(Spatial annotation entries)

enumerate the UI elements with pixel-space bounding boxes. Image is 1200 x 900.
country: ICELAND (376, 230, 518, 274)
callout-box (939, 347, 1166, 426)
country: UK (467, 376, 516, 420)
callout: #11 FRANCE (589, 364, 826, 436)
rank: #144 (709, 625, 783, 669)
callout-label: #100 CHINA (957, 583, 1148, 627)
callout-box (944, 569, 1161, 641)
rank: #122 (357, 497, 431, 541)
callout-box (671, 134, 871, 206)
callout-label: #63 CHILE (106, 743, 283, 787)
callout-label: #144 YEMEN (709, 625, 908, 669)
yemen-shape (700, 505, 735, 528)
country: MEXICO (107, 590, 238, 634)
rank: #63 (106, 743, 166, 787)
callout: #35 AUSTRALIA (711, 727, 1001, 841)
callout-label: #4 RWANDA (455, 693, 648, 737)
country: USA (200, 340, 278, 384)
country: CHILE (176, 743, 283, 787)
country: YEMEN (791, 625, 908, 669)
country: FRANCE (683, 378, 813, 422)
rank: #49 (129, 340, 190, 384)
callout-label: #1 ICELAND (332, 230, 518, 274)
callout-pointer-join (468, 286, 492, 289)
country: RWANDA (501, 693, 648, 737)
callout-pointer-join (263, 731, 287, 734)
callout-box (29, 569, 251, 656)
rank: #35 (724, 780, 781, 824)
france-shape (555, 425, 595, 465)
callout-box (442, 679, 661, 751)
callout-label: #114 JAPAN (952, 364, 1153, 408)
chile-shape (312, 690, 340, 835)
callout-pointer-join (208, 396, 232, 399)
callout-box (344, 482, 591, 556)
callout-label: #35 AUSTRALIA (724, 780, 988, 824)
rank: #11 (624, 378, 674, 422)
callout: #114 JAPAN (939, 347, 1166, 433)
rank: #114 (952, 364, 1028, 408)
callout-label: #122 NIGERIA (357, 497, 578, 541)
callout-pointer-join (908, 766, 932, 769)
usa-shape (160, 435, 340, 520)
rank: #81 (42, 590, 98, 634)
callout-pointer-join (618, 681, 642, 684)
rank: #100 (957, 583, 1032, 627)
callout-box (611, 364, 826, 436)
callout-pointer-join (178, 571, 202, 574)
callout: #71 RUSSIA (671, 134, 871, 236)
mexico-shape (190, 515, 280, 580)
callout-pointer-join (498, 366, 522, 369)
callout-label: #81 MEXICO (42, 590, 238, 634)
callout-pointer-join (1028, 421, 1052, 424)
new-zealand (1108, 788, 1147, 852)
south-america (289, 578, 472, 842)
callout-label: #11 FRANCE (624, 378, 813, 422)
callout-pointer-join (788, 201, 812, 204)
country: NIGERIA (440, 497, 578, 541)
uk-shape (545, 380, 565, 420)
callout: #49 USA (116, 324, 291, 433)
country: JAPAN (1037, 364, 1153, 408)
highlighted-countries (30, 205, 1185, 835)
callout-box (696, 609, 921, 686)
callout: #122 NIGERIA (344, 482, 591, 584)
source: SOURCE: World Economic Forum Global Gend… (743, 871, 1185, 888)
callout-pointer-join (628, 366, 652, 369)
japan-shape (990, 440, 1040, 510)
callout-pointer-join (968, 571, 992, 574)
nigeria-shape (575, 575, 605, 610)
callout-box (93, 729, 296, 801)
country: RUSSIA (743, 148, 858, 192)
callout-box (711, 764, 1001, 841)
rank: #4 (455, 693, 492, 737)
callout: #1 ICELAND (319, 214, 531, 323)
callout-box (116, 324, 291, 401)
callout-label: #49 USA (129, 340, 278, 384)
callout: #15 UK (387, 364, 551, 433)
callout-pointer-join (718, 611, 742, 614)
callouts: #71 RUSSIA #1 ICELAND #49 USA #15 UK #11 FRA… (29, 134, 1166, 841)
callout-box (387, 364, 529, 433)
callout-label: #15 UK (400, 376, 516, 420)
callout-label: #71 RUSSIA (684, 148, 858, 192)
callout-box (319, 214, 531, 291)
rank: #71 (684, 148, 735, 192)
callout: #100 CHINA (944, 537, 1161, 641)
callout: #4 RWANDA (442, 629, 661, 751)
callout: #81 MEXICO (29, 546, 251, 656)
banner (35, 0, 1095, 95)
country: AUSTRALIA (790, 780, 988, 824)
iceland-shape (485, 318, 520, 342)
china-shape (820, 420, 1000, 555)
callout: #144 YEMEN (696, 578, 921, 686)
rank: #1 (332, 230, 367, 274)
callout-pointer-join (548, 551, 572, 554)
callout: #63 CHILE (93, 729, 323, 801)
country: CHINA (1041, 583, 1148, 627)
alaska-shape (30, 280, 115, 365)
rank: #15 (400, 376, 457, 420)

- Exercise goal:
Copy out every line of the records above word for word, keeping each in its original order.

- The response:
enumerate the UI elements with pixel-space bounding boxes. Image is 1200 x 900.
country: ICELAND (376, 230, 518, 274)
callout-box (939, 347, 1166, 426)
country: UK (467, 376, 516, 420)
callout: #11 FRANCE (589, 364, 826, 436)
rank: #144 (709, 625, 783, 669)
callout-label: #100 CHINA (957, 583, 1148, 627)
callout-box (944, 569, 1161, 641)
rank: #122 (357, 497, 431, 541)
callout-box (671, 134, 871, 206)
callout-label: #63 CHILE (106, 743, 283, 787)
callout-label: #144 YEMEN (709, 625, 908, 669)
yemen-shape (700, 505, 735, 528)
country: MEXICO (107, 590, 238, 634)
rank: #63 (106, 743, 166, 787)
callout: #35 AUSTRALIA (711, 727, 1001, 841)
callout-label: #4 RWANDA (455, 693, 648, 737)
country: USA (200, 340, 278, 384)
country: CHILE (176, 743, 283, 787)
country: YEMEN (791, 625, 908, 669)
country: FRANCE (683, 378, 813, 422)
rank: #49 (129, 340, 190, 384)
callout-label: #1 ICELAND (332, 230, 518, 274)
callout-pointer-join (468, 286, 492, 289)
country: RWANDA (501, 693, 648, 737)
callout-pointer-join (263, 731, 287, 734)
callout-box (29, 569, 251, 656)
rank: #35 (724, 780, 781, 824)
france-shape (555, 425, 595, 465)
callout-box (442, 679, 661, 751)
callout-label: #114 JAPAN (952, 364, 1153, 408)
chile-shape (312, 690, 340, 835)
callout-pointer-join (208, 396, 232, 399)
callout-box (344, 482, 591, 556)
callout-label: #35 AUSTRALIA (724, 780, 988, 824)
rank: #11 (624, 378, 674, 422)
callout: #114 JAPAN (939, 347, 1166, 433)
rank: #114 (952, 364, 1028, 408)
callout-label: #122 NIGERIA (357, 497, 578, 541)
callout-pointer-join (908, 766, 932, 769)
usa-shape (160, 435, 340, 520)
rank: #81 (42, 590, 98, 634)
callout-pointer-join (618, 681, 642, 684)
rank: #100 (957, 583, 1032, 627)
callout-box (611, 364, 826, 436)
callout-pointer-join (178, 571, 202, 574)
callout: #71 RUSSIA (671, 134, 871, 236)
mexico-shape (190, 515, 280, 580)
callout-pointer-join (498, 366, 522, 369)
callout-label: #81 MEXICO (42, 590, 238, 634)
callout-pointer-join (1028, 421, 1052, 424)
new-zealand (1108, 788, 1147, 852)
south-america (289, 578, 472, 842)
callout-label: #11 FRANCE (624, 378, 813, 422)
callout-pointer-join (788, 201, 812, 204)
country: NIGERIA (440, 497, 578, 541)
uk-shape (545, 380, 565, 420)
callout: #49 USA (116, 324, 291, 433)
country: JAPAN (1037, 364, 1153, 408)
highlighted-countries (30, 205, 1185, 835)
callout-box (696, 609, 921, 686)
callout: #122 NIGERIA (344, 482, 591, 584)
source: SOURCE: World Economic Forum Global Gend… (743, 871, 1185, 888)
callout-pointer-join (628, 366, 652, 369)
japan-shape (990, 440, 1040, 510)
callout-pointer-join (968, 571, 992, 574)
nigeria-shape (575, 575, 605, 610)
callout-box (93, 729, 296, 801)
country: RUSSIA (743, 148, 858, 192)
callout-box (711, 764, 1001, 841)
rank: #4 (455, 693, 492, 737)
callout: #1 ICELAND (319, 214, 531, 323)
callout-box (116, 324, 291, 401)
callout-label: #49 USA (129, 340, 278, 384)
callout: #15 UK (387, 364, 551, 433)
callout-pointer-join (718, 611, 742, 614)
callouts: #71 RUSSIA #1 ICELAND #49 USA #15 UK #11 FRA… (29, 134, 1166, 841)
callout-box (387, 364, 529, 433)
callout-label: #15 UK (400, 376, 516, 420)
callout-label: #71 RUSSIA (684, 148, 858, 192)
callout-box (319, 214, 531, 291)
rank: #71 (684, 148, 735, 192)
callout: #100 CHINA (944, 537, 1161, 641)
callout: #4 RWANDA (442, 629, 661, 751)
callout: #81 MEXICO (29, 546, 251, 656)
banner (35, 0, 1095, 95)
country: AUSTRALIA (790, 780, 988, 824)
iceland-shape (485, 318, 520, 342)
china-shape (820, 420, 1000, 555)
callout: #144 YEMEN (696, 578, 921, 686)
rank: #1 (332, 230, 367, 274)
callout-pointer-join (548, 551, 572, 554)
callout: #63 CHILE (93, 729, 323, 801)
country: CHINA (1041, 583, 1148, 627)
alaska-shape (30, 280, 115, 365)
rank: #15 (400, 376, 457, 420)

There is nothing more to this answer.